* TASK INSTRUCTIONS *
Without the images, print all the entries below exactly as given.

* MATERIAL SUPPLIED *
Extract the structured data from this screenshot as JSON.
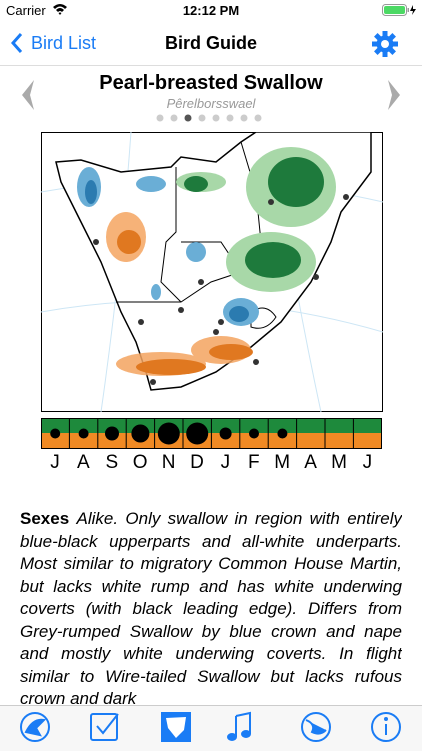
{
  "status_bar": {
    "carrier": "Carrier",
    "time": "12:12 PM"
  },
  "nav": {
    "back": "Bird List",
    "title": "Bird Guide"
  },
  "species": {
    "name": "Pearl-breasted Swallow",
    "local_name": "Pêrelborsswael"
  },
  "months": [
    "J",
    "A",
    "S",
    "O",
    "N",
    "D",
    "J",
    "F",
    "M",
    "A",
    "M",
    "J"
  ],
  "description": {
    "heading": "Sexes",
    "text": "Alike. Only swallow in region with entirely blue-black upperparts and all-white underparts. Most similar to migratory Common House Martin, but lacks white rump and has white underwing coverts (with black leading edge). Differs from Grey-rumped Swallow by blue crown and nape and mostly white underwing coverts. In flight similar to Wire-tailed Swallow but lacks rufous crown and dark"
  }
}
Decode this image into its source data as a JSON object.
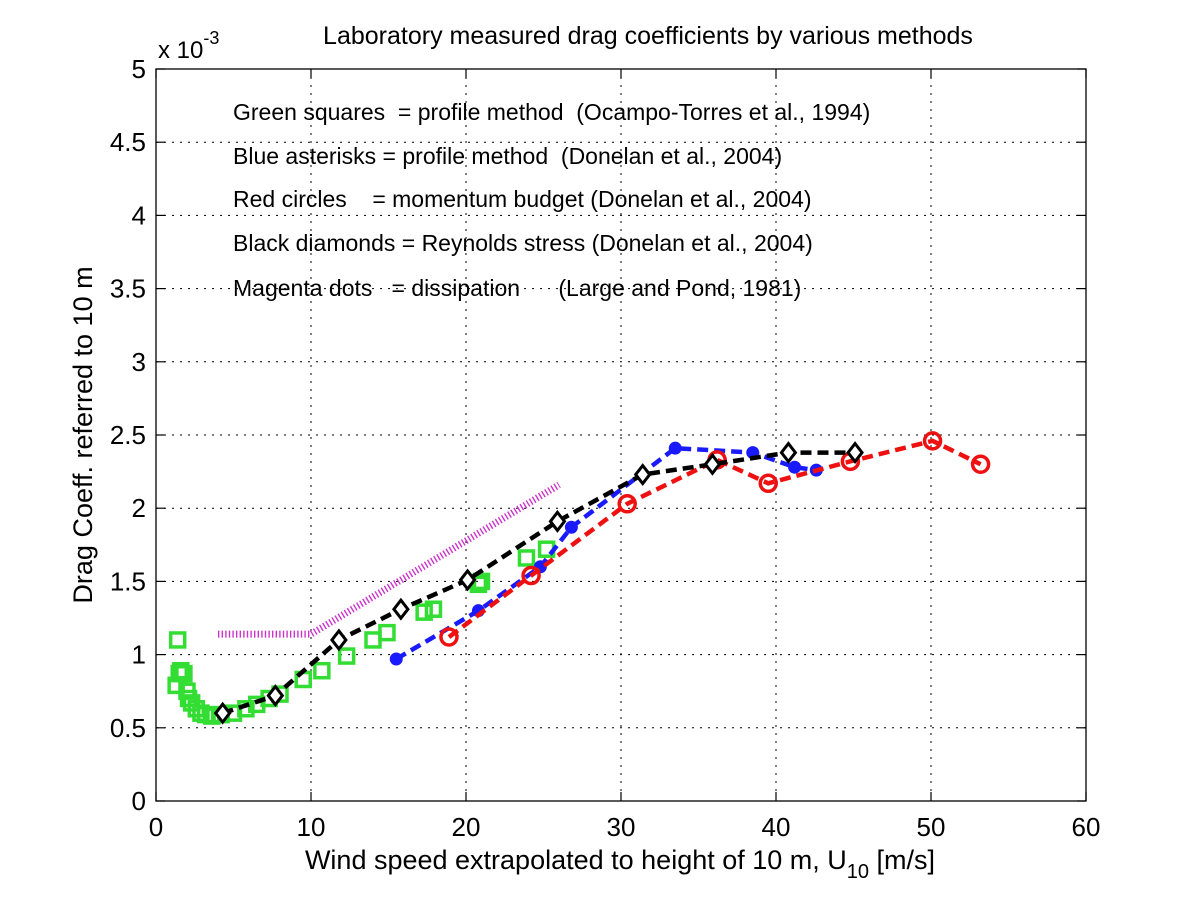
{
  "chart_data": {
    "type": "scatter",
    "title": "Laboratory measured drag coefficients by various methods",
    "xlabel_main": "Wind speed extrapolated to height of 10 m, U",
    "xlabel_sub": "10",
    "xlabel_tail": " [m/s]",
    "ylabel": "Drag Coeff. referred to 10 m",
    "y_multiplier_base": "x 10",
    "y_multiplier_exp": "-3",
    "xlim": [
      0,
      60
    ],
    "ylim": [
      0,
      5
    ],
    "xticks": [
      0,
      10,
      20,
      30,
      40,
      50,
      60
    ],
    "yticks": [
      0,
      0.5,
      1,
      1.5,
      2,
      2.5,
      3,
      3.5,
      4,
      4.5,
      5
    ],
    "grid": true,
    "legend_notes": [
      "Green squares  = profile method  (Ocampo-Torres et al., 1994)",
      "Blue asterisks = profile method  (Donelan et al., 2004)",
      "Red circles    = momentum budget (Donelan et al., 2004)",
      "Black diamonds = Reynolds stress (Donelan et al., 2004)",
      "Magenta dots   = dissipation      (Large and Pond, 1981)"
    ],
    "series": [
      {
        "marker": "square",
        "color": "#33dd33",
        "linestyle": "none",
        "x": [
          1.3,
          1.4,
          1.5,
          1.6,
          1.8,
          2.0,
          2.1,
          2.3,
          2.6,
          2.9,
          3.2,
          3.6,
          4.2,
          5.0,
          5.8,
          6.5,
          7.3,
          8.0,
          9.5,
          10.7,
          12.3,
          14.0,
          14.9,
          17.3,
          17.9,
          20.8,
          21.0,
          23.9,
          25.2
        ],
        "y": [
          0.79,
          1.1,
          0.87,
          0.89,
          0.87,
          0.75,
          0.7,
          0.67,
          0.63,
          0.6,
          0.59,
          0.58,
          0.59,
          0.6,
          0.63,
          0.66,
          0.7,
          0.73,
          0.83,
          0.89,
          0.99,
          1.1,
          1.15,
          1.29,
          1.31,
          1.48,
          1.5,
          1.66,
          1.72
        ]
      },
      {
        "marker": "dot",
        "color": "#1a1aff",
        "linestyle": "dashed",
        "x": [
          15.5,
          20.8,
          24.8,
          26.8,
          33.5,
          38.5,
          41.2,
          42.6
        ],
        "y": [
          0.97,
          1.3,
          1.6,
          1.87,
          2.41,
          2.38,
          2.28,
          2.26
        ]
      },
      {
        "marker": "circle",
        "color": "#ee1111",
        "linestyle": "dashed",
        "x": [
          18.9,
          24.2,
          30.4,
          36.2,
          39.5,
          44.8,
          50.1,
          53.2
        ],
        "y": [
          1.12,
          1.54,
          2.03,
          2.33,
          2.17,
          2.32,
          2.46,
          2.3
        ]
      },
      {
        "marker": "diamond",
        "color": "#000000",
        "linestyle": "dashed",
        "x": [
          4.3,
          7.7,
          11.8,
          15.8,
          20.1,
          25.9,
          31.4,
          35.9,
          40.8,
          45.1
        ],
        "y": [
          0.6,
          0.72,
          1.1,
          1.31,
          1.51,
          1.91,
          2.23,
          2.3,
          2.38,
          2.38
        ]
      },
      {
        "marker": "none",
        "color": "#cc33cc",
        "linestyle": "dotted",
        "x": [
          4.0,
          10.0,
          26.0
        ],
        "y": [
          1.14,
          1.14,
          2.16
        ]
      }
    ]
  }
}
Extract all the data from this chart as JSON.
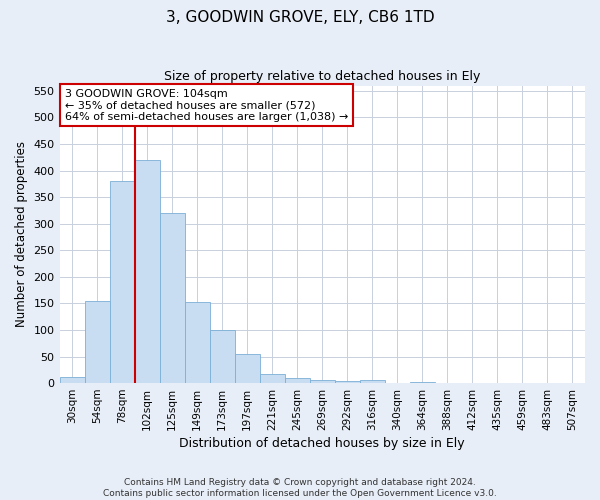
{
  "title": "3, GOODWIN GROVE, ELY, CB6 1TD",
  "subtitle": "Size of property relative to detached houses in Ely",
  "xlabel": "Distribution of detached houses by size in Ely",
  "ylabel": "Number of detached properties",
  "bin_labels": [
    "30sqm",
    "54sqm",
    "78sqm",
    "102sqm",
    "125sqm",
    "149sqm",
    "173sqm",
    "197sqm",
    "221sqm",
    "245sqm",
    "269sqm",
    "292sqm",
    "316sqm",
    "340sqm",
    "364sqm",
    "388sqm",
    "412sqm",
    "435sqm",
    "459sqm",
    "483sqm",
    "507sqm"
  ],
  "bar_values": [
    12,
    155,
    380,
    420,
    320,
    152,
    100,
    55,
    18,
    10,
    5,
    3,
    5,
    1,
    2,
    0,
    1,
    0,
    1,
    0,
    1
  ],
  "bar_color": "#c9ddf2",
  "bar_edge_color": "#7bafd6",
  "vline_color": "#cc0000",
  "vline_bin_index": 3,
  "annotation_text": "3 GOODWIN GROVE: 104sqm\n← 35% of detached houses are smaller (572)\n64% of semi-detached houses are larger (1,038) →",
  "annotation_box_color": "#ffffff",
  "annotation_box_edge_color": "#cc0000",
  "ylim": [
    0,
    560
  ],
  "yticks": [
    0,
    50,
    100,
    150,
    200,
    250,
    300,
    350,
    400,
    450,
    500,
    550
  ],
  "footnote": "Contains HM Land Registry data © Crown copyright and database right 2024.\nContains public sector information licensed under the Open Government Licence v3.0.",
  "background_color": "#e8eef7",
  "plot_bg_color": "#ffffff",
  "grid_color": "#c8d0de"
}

* FINISHED EXERCISE *
Extract the structured data from this screenshot as JSON.
{
  "status_bar": {
    "carrier": "Carrier",
    "time": "12:12 PM"
  },
  "nav": {
    "back": "Bird List",
    "title": "Bird Guide"
  },
  "species": {
    "name": "Pearl-breasted Swallow",
    "local_name": "Pêrelborsswael"
  },
  "months": [
    "J",
    "A",
    "S",
    "O",
    "N",
    "D",
    "J",
    "F",
    "M",
    "A",
    "M",
    "J"
  ],
  "description": {
    "heading": "Sexes",
    "text": "Alike. Only swallow in region with entirely blue-black upperparts and all-white underparts. Most similar to migratory Common House Martin, but lacks white rump and has white underwing coverts (with black leading edge). Differs from Grey-rumped Swallow by blue crown and nape and mostly white underwing coverts. In flight similar to Wire-tailed Swallow but lacks rufous crown and dark"
  }
}
Decode this image into its source data as a JSON object.
{
  "chart_data": {
    "type": "scatter",
    "title": "Laboratory measured drag coefficients by various methods",
    "xlabel_main": "Wind speed extrapolated to height of 10 m, U",
    "xlabel_sub": "10",
    "xlabel_tail": " [m/s]",
    "ylabel": "Drag Coeff. referred to 10 m",
    "y_multiplier_base": "x 10",
    "y_multiplier_exp": "-3",
    "xlim": [
      0,
      60
    ],
    "ylim": [
      0,
      5
    ],
    "xticks": [
      0,
      10,
      20,
      30,
      40,
      50,
      60
    ],
    "yticks": [
      0,
      0.5,
      1,
      1.5,
      2,
      2.5,
      3,
      3.5,
      4,
      4.5,
      5
    ],
    "grid": true,
    "legend_notes": [
      "Green squares  = profile method  (Ocampo-Torres et al., 1994)",
      "Blue asterisks = profile method  (Donelan et al., 2004)",
      "Red circles    = momentum budget (Donelan et al., 2004)",
      "Black diamonds = Reynolds stress (Donelan et al., 2004)",
      "Magenta dots   = dissipation      (Large and Pond, 1981)"
    ],
    "series": [
      {
        "marker": "square",
        "color": "#33dd33",
        "linestyle": "none",
        "x": [
          1.3,
          1.4,
          1.5,
          1.6,
          1.8,
          2.0,
          2.1,
          2.3,
          2.6,
          2.9,
          3.2,
          3.6,
          4.2,
          5.0,
          5.8,
          6.5,
          7.3,
          8.0,
          9.5,
          10.7,
          12.3,
          14.0,
          14.9,
          17.3,
          17.9,
          20.8,
          21.0,
          23.9,
          25.2
        ],
        "y": [
          0.79,
          1.1,
          0.87,
          0.89,
          0.87,
          0.75,
          0.7,
          0.67,
          0.63,
          0.6,
          0.59,
          0.58,
          0.59,
          0.6,
          0.63,
          0.66,
          0.7,
          0.73,
          0.83,
          0.89,
          0.99,
          1.1,
          1.15,
          1.29,
          1.31,
          1.48,
          1.5,
          1.66,
          1.72
        ]
      },
      {
        "marker": "dot",
        "color": "#1a1aff",
        "linestyle": "dashed",
        "x": [
          15.5,
          20.8,
          24.8,
          26.8,
          33.5,
          38.5,
          41.2,
          42.6
        ],
        "y": [
          0.97,
          1.3,
          1.6,
          1.87,
          2.41,
          2.38,
          2.28,
          2.26
        ]
      },
      {
        "marker": "circle",
        "color": "#ee1111",
        "linestyle": "dashed",
        "x": [
          18.9,
          24.2,
          30.4,
          36.2,
          39.5,
          44.8,
          50.1,
          53.2
        ],
        "y": [
          1.12,
          1.54,
          2.03,
          2.33,
          2.17,
          2.32,
          2.46,
          2.3
        ]
      },
      {
        "marker": "diamond",
        "color": "#000000",
        "linestyle": "dashed",
        "x": [
          4.3,
          7.7,
          11.8,
          15.8,
          20.1,
          25.9,
          31.4,
          35.9,
          40.8,
          45.1
        ],
        "y": [
          0.6,
          0.72,
          1.1,
          1.31,
          1.51,
          1.91,
          2.23,
          2.3,
          2.38,
          2.38
        ]
      },
      {
        "marker": "none",
        "color": "#cc33cc",
        "linestyle": "dotted",
        "x": [
          4.0,
          10.0,
          26.0
        ],
        "y": [
          1.14,
          1.14,
          2.16
        ]
      }
    ]
  }
}
Extract all the data from this chart as JSON.
{
  "title": "3, GOODWIN GROVE, ELY, CB6 1TD",
  "subtitle": "Size of property relative to detached houses in Ely",
  "xlabel": "Distribution of detached houses by size in Ely",
  "ylabel": "Number of detached properties",
  "bin_labels": [
    "30sqm",
    "54sqm",
    "78sqm",
    "102sqm",
    "125sqm",
    "149sqm",
    "173sqm",
    "197sqm",
    "221sqm",
    "245sqm",
    "269sqm",
    "292sqm",
    "316sqm",
    "340sqm",
    "364sqm",
    "388sqm",
    "412sqm",
    "435sqm",
    "459sqm",
    "483sqm",
    "507sqm"
  ],
  "bar_values": [
    12,
    155,
    380,
    420,
    320,
    152,
    100,
    55,
    18,
    10,
    5,
    3,
    5,
    1,
    2,
    0,
    1,
    0,
    1,
    0,
    1
  ],
  "bar_color": "#c9ddf2",
  "bar_edge_color": "#7bafd6",
  "vline_color": "#cc0000",
  "vline_bin_index": 3,
  "annotation_text": "3 GOODWIN GROVE: 104sqm\n← 35% of detached houses are smaller (572)\n64% of semi-detached houses are larger (1,038) →",
  "annotation_box_color": "#ffffff",
  "annotation_box_edge_color": "#cc0000",
  "ylim": [
    0,
    560
  ],
  "yticks": [
    0,
    50,
    100,
    150,
    200,
    250,
    300,
    350,
    400,
    450,
    500,
    550
  ],
  "footnote": "Contains HM Land Registry data © Crown copyright and database right 2024.\nContains public sector information licensed under the Open Government Licence v3.0.",
  "background_color": "#e8eef7",
  "plot_bg_color": "#ffffff",
  "grid_color": "#c8d0de"
}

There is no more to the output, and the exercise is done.